═════ Data listing

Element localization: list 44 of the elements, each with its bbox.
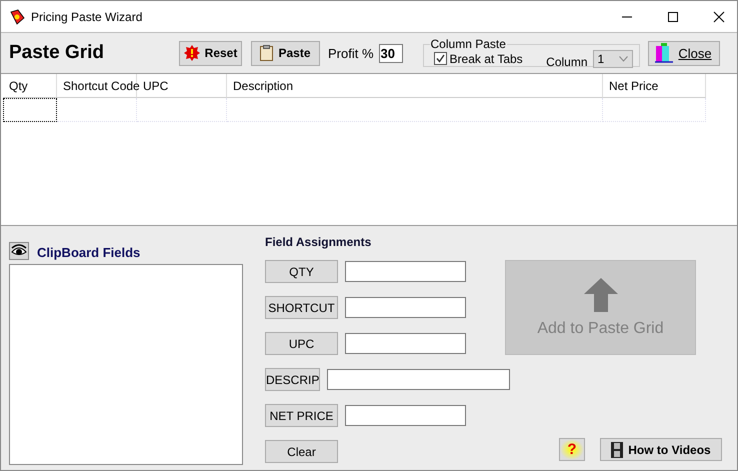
check-icon — [436, 54, 445, 63]
clipboard-fields-title: ClipBoard Fields — [37, 245, 140, 260]
maximize-icon[interactable] — [667, 10, 679, 22]
app-logo-icon — [9, 8, 25, 24]
field-button[interactable]: SHORTCUT — [265, 296, 338, 319]
paste-button[interactable]: Paste — [251, 40, 320, 66]
clipboard-fields-list[interactable] — [9, 264, 243, 465]
field-input[interactable] — [327, 369, 510, 390]
column-header[interactable]: Net Price — [603, 74, 706, 98]
field-input[interactable] — [345, 333, 466, 354]
close-icon[interactable] — [713, 10, 725, 22]
how-to-videos-button[interactable]: How to Videos — [600, 438, 722, 461]
column-dropdown[interactable]: 1 — [592, 50, 633, 68]
eye-icon — [9, 242, 29, 260]
column-paste-legend: Column Paste — [430, 37, 507, 51]
field-button[interactable]: DESCRIP — [265, 368, 320, 391]
paste-grid-heading: Paste Grid — [9, 42, 106, 64]
alert-burst-icon — [184, 45, 200, 61]
break-at-tabs-checkbox[interactable]: Break at Tabs — [434, 52, 523, 66]
column-header[interactable]: Description — [227, 74, 603, 98]
grid-cell[interactable] — [3, 98, 57, 122]
field-assignments-title: Field Assignments — [265, 235, 372, 249]
up-arrow-icon — [584, 278, 618, 312]
field-input[interactable] — [345, 261, 466, 282]
column-header[interactable]: Qty — [3, 74, 57, 98]
window-title: Pricing Paste Wizard — [31, 10, 142, 24]
close-button[interactable]: Close — [648, 40, 720, 66]
dropdown-caret-icon — [618, 56, 628, 62]
column-label: Column — [546, 54, 588, 68]
door-icon — [655, 43, 674, 63]
film-strip-icon — [611, 442, 624, 458]
field-button[interactable]: QTY — [265, 260, 338, 283]
reset-button[interactable]: Reset — [179, 40, 242, 66]
profit-field[interactable]: 30 — [378, 44, 403, 62]
field-button[interactable]: UPC — [265, 332, 338, 355]
field-input[interactable] — [345, 405, 466, 426]
clipboard-icon — [260, 45, 274, 61]
field-input[interactable] — [345, 297, 466, 318]
checkbox-box[interactable] — [434, 52, 447, 65]
field-button[interactable]: NET PRICE — [265, 404, 338, 427]
column-header[interactable]: Shortcut Code — [57, 74, 137, 98]
help-button[interactable]: ? — [559, 438, 585, 461]
profit-label: Profit % — [328, 46, 374, 60]
clear-button[interactable]: Clear — [265, 440, 338, 463]
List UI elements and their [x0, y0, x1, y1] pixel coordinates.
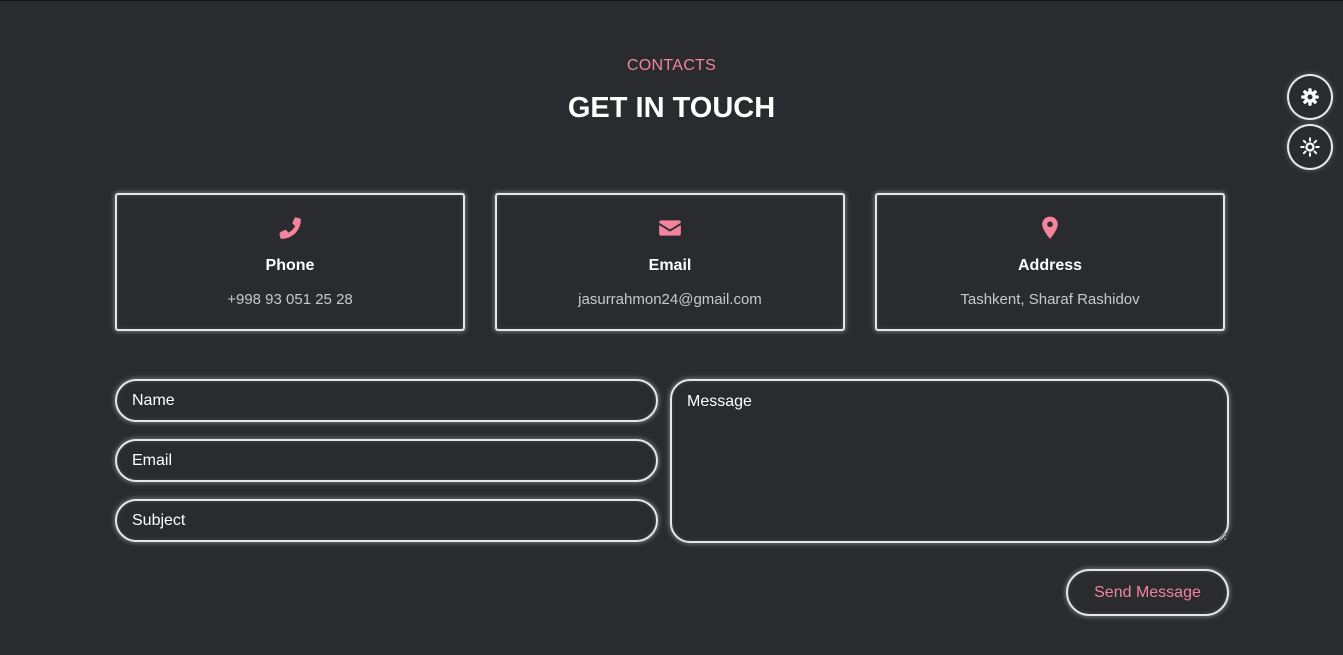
send-message-button[interactable]: Send Message: [1066, 569, 1229, 616]
subject-input[interactable]: [115, 499, 658, 542]
contact-card-email: Email jasurrahmon24@gmail.com: [495, 193, 845, 331]
phone-icon: [117, 215, 463, 241]
contact-card-address: Address Tashkent, Sharaf Rashidov: [875, 193, 1225, 331]
card-title: Phone: [265, 257, 315, 274]
gear-icon: [1300, 87, 1320, 107]
map-pin-icon: [877, 215, 1223, 241]
card-title: Address: [1017, 257, 1083, 274]
email-address: jasurrahmon24@gmail.com: [578, 291, 762, 308]
settings-button[interactable]: [1289, 76, 1331, 118]
address-text: Tashkent, Sharaf Rashidov: [960, 291, 1140, 308]
envelope-icon: [497, 215, 843, 241]
section-label: CONTACTS: [626, 57, 717, 74]
name-input[interactable]: [115, 379, 658, 422]
top-divider: [0, 0, 1343, 1]
phone-number: +998 93 051 25 28: [227, 291, 353, 308]
contact-card-phone: Phone +998 93 051 25 28: [115, 193, 465, 331]
section-title: GET IN TOUCH: [567, 92, 776, 124]
theme-toggle-button[interactable]: [1289, 126, 1331, 168]
email-input[interactable]: [115, 439, 658, 482]
message-textarea[interactable]: [670, 379, 1229, 543]
card-title: Email: [648, 257, 692, 274]
sun-icon: [1300, 137, 1320, 157]
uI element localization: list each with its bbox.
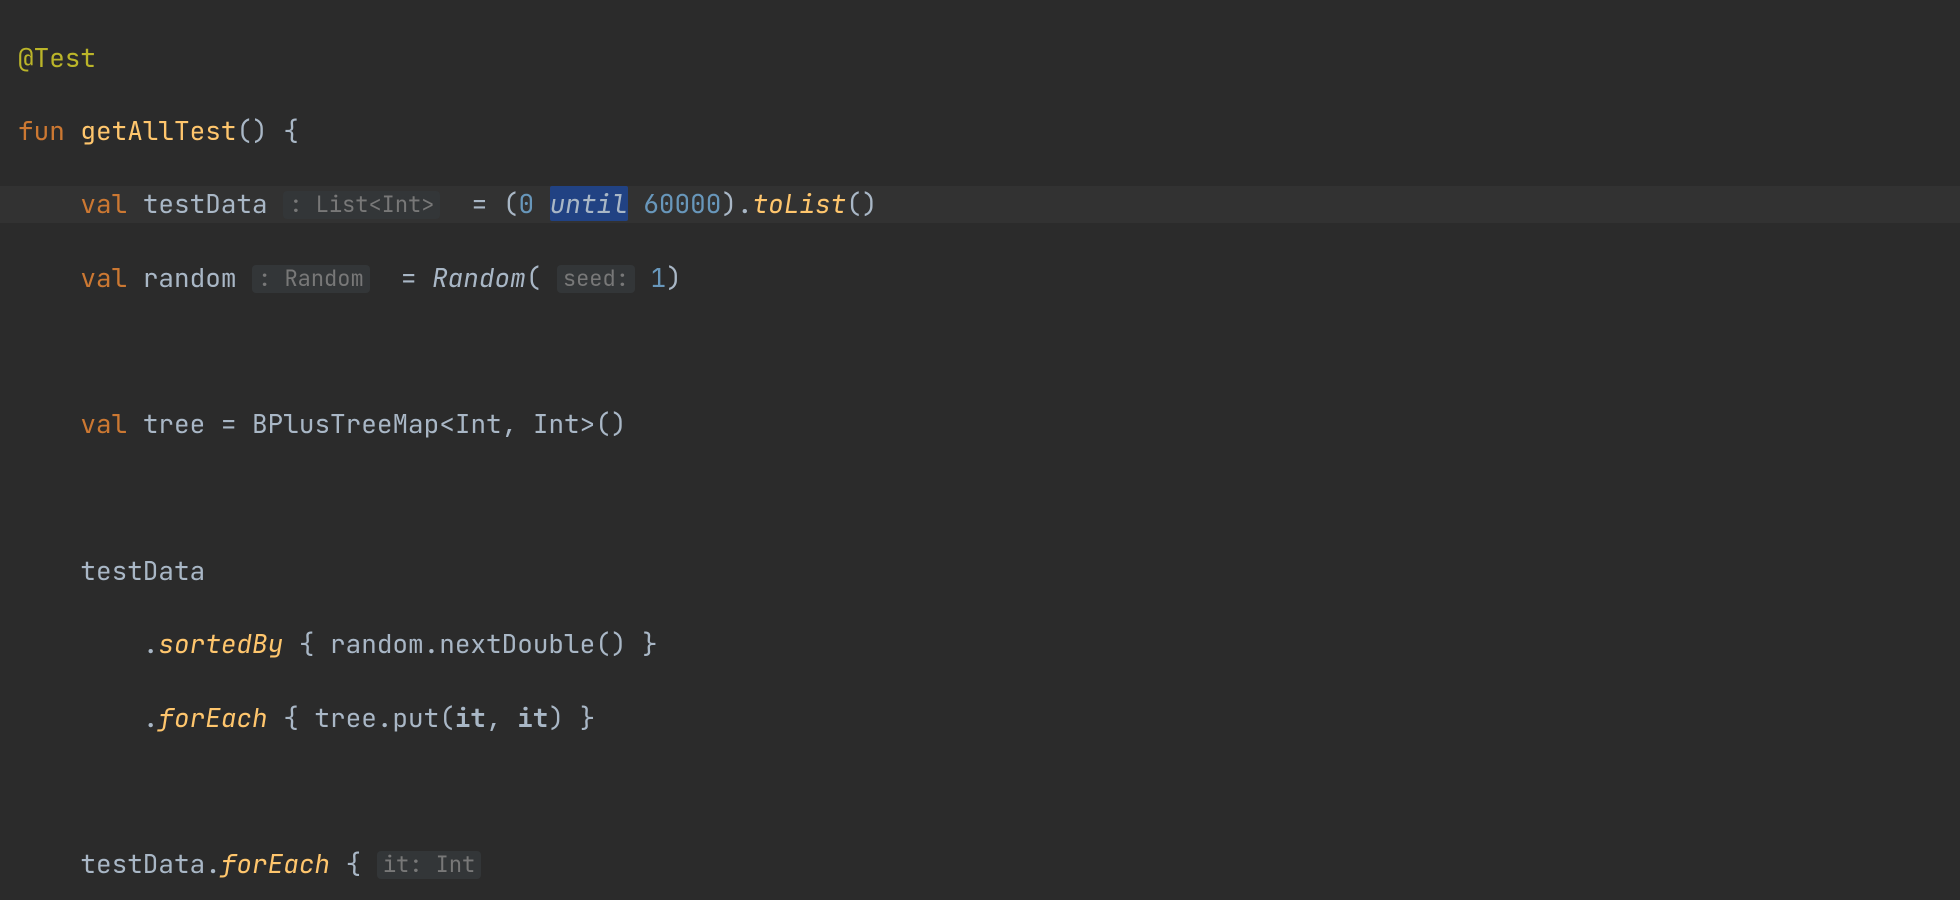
code-editor[interactable]: @Test fun getAllTest() { val testData : … [0, 0, 1960, 900]
code-line: testData.forEach { it: Int [18, 846, 1960, 883]
code-line-blank [18, 333, 1960, 370]
number-token: 60000 [643, 186, 721, 221]
identifier: testData. [80, 846, 220, 881]
punct: ) [666, 260, 682, 295]
punct: . [143, 626, 159, 661]
identifier: testData [80, 553, 205, 588]
keyword-fun: fun [18, 113, 65, 148]
code-line: val random : Random = Random( seed: 1) [18, 260, 1960, 297]
punct: () { [236, 113, 298, 148]
punct: = [385, 260, 432, 295]
code-line: .forEach { tree.put(it, it) } [18, 700, 1960, 737]
punct: ). [721, 186, 752, 221]
code-line-blank [18, 773, 1960, 810]
type-call: BPlusTreeMap<Int, Int>() [252, 406, 626, 441]
punct: ( [526, 260, 542, 295]
ext-call: forEach [158, 700, 267, 735]
keyword-val: val [80, 186, 127, 221]
it-token: it [517, 700, 548, 735]
annotation-token: @Test [18, 40, 96, 75]
punct: = [205, 406, 252, 441]
ext-call: toList [753, 186, 847, 221]
punct: ( [503, 186, 519, 221]
code-line: val tree = BPlusTreeMap<Int, Int>() [18, 406, 1960, 443]
keyword-val: val [80, 406, 127, 441]
code-line: testData [18, 553, 1960, 590]
punct: . [143, 700, 159, 735]
identifier: testData [143, 186, 268, 221]
code-line: fun getAllTest() { [18, 113, 1960, 150]
number-token: 0 [518, 186, 534, 221]
code-line-blank [18, 480, 1960, 517]
lambda: { random.nextDouble() } [283, 626, 657, 661]
param-hint: it: Int [377, 851, 481, 879]
number-token: 1 [651, 260, 667, 295]
type-ref: Random [432, 260, 526, 295]
identifier: tree [143, 406, 205, 441]
code-line: @Test [18, 40, 1960, 77]
lambda-pre: { tree.put( [268, 700, 455, 735]
lambda-post: ) } [548, 700, 595, 735]
ext-call: forEach [221, 846, 330, 881]
param-hint: seed: [557, 265, 635, 293]
punct: = [456, 186, 503, 221]
keyword-val: val [80, 260, 127, 295]
it-token: it [455, 700, 486, 735]
function-name: getAllTest [80, 113, 236, 148]
ext-call: sortedBy [158, 626, 283, 661]
punct: , [486, 700, 517, 735]
selection-until: until [550, 186, 628, 221]
type-hint: : Random [252, 265, 370, 293]
punct: { [330, 846, 361, 881]
code-line-highlighted: val testData : List<Int> = (0 until 6000… [0, 186, 1960, 223]
code-line: .sortedBy { random.nextDouble() } [18, 626, 1960, 663]
punct: () [846, 186, 877, 221]
identifier: random [143, 260, 237, 295]
type-hint: : List<Int> [283, 191, 440, 219]
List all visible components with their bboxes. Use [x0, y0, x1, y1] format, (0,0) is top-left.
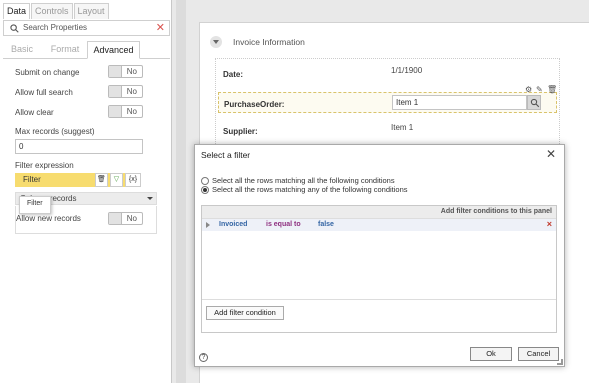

══════════

- **Requirements**: Copy every entry above verbatim, omitting the pictures.

- **Output for this task**:
Element localization: list 44 of the elements, each with its bbox.
check-icon — [436, 54, 445, 63]
clipboard-fields-title: ClipBoard Fields — [37, 245, 140, 260]
maximize-icon[interactable] — [667, 10, 679, 22]
app-logo-icon — [9, 8, 25, 24]
field-button[interactable]: SHORTCUT — [265, 296, 338, 319]
paste-button[interactable]: Paste — [251, 40, 320, 66]
clipboard-fields-list[interactable] — [9, 264, 243, 465]
field-input[interactable] — [327, 369, 510, 390]
column-header[interactable]: Net Price — [603, 74, 706, 98]
field-input[interactable] — [345, 333, 466, 354]
close-icon[interactable] — [713, 10, 725, 22]
how-to-videos-button[interactable]: How to Videos — [600, 438, 722, 461]
column-dropdown[interactable]: 1 — [592, 50, 633, 68]
eye-icon — [9, 242, 29, 260]
column-paste-legend: Column Paste — [430, 37, 507, 51]
field-button[interactable]: DESCRIP — [265, 368, 320, 391]
paste-grid-heading: Paste Grid — [9, 42, 106, 64]
alert-burst-icon — [184, 45, 200, 61]
break-at-tabs-checkbox[interactable]: Break at Tabs — [434, 52, 523, 66]
column-header[interactable]: Description — [227, 74, 603, 98]
grid-cell[interactable] — [3, 98, 57, 122]
field-assignments-title: Field Assignments — [265, 235, 372, 249]
up-arrow-icon — [584, 278, 618, 312]
field-input[interactable] — [345, 261, 466, 282]
column-header[interactable]: Qty — [3, 74, 57, 98]
window-title: Pricing Paste Wizard — [31, 10, 142, 24]
close-button[interactable]: Close — [648, 40, 720, 66]
dropdown-caret-icon — [618, 56, 628, 62]
column-label: Column — [546, 54, 588, 68]
door-icon — [655, 43, 674, 63]
film-strip-icon — [611, 442, 624, 458]
field-button[interactable]: QTY — [265, 260, 338, 283]
reset-button[interactable]: Reset — [179, 40, 242, 66]
profit-field[interactable]: 30 — [378, 44, 403, 62]
field-button[interactable]: UPC — [265, 332, 338, 355]
field-input[interactable] — [345, 405, 466, 426]
clipboard-icon — [260, 45, 274, 61]
field-input[interactable] — [345, 297, 466, 318]
checkbox-box[interactable] — [434, 52, 447, 65]
field-button[interactable]: NET PRICE — [265, 404, 338, 427]
column-header[interactable]: Shortcut Code — [57, 74, 137, 98]
help-button[interactable]: ? — [559, 438, 585, 461]
profit-label: Profit % — [328, 46, 374, 60]
clear-button[interactable]: Clear — [265, 440, 338, 463]
List UI elements and their [x0, y0, x1, y1] pixel coordinates.
send-message-button[interactable]: Send Message: [1066, 569, 1229, 616]
subject-input[interactable]: [115, 499, 658, 542]
contact-card-email: Email jasurrahmon24@gmail.com: [495, 193, 845, 331]
phone-icon: [117, 215, 463, 241]
contact-card-address: Address Tashkent, Sharaf Rashidov: [875, 193, 1225, 331]
card-title: Phone: [265, 257, 315, 274]
gear-icon: [1300, 87, 1320, 107]
map-pin-icon: [877, 215, 1223, 241]
card-title: Address: [1017, 257, 1083, 274]
email-address: jasurrahmon24@gmail.com: [578, 291, 762, 308]
settings-button[interactable]: [1289, 76, 1331, 118]
address-text: Tashkent, Sharaf Rashidov: [960, 291, 1140, 308]
envelope-icon: [497, 215, 843, 241]
section-label: CONTACTS: [626, 57, 717, 74]
name-input[interactable]: [115, 379, 658, 422]
top-divider: [0, 0, 1343, 1]
phone-number: +998 93 051 25 28: [227, 291, 353, 308]
contact-card-phone: Phone +998 93 051 25 28: [115, 193, 465, 331]
section-title: GET IN TOUCH: [567, 92, 776, 124]
theme-toggle-button[interactable]: [1289, 126, 1331, 168]
email-input[interactable]: [115, 439, 658, 482]
message-textarea[interactable]: [670, 379, 1229, 543]
card-title: Email: [648, 257, 692, 274]
sun-icon: [1300, 137, 1320, 157]
uI element localization: list each with its bbox.
code-editor[interactable]: @Test fun getAllTest() { val testData : … [0, 0, 1960, 900]
code-line: testData.forEach { it: Int [18, 846, 1960, 883]
code-line-blank [18, 333, 1960, 370]
number-token: 60000 [643, 186, 721, 221]
identifier: testData. [80, 846, 220, 881]
punct: ) [666, 260, 682, 295]
punct: . [143, 626, 159, 661]
identifier: testData [80, 553, 205, 588]
keyword-fun: fun [18, 113, 65, 148]
code-line: val random : Random = Random( seed: 1) [18, 260, 1960, 297]
punct: () { [236, 113, 298, 148]
punct: = [385, 260, 432, 295]
code-line: .forEach { tree.put(it, it) } [18, 700, 1960, 737]
punct: ). [721, 186, 752, 221]
code-line-blank [18, 773, 1960, 810]
type-call: BPlusTreeMap<Int, Int>() [252, 406, 626, 441]
punct: ( [526, 260, 542, 295]
ext-call: forEach [158, 700, 267, 735]
keyword-val: val [80, 186, 127, 221]
it-token: it [517, 700, 548, 735]
annotation-token: @Test [18, 40, 96, 75]
punct: = [205, 406, 252, 441]
ext-call: toList [753, 186, 847, 221]
punct: ( [503, 186, 519, 221]
code-line: val tree = BPlusTreeMap<Int, Int>() [18, 406, 1960, 443]
keyword-val: val [80, 406, 127, 441]
code-line: testData [18, 553, 1960, 590]
punct: . [143, 700, 159, 735]
identifier: testData [143, 186, 268, 221]
code-line: fun getAllTest() { [18, 113, 1960, 150]
number-token: 0 [518, 186, 534, 221]
code-line-blank [18, 480, 1960, 517]
lambda: { random.nextDouble() } [283, 626, 657, 661]
param-hint: it: Int [377, 851, 481, 879]
number-token: 1 [651, 260, 667, 295]
type-ref: Random [432, 260, 526, 295]
identifier: tree [143, 406, 205, 441]
code-line: @Test [18, 40, 1960, 77]
lambda-pre: { tree.put( [268, 700, 455, 735]
lambda-post: ) } [548, 700, 595, 735]
ext-call: forEach [221, 846, 330, 881]
param-hint: seed: [557, 265, 635, 293]
punct: = [456, 186, 503, 221]
keyword-val: val [80, 260, 127, 295]
it-token: it [455, 700, 486, 735]
function-name: getAllTest [80, 113, 236, 148]
ext-call: sortedBy [158, 626, 283, 661]
punct: , [486, 700, 517, 735]
selection-until: until [550, 186, 628, 221]
type-hint: : Random [252, 265, 370, 293]
punct: { [330, 846, 361, 881]
code-line-highlighted: val testData : List<Int> = (0 until 6000… [0, 186, 1960, 223]
code-line: .sortedBy { random.nextDouble() } [18, 626, 1960, 663]
punct: () [846, 186, 877, 221]
identifier: random [143, 260, 237, 295]
type-hint: : List<Int> [283, 191, 440, 219]
List all visible components with their bboxes. Use [x0, y0, x1, y1] format, (0,0) is top-left.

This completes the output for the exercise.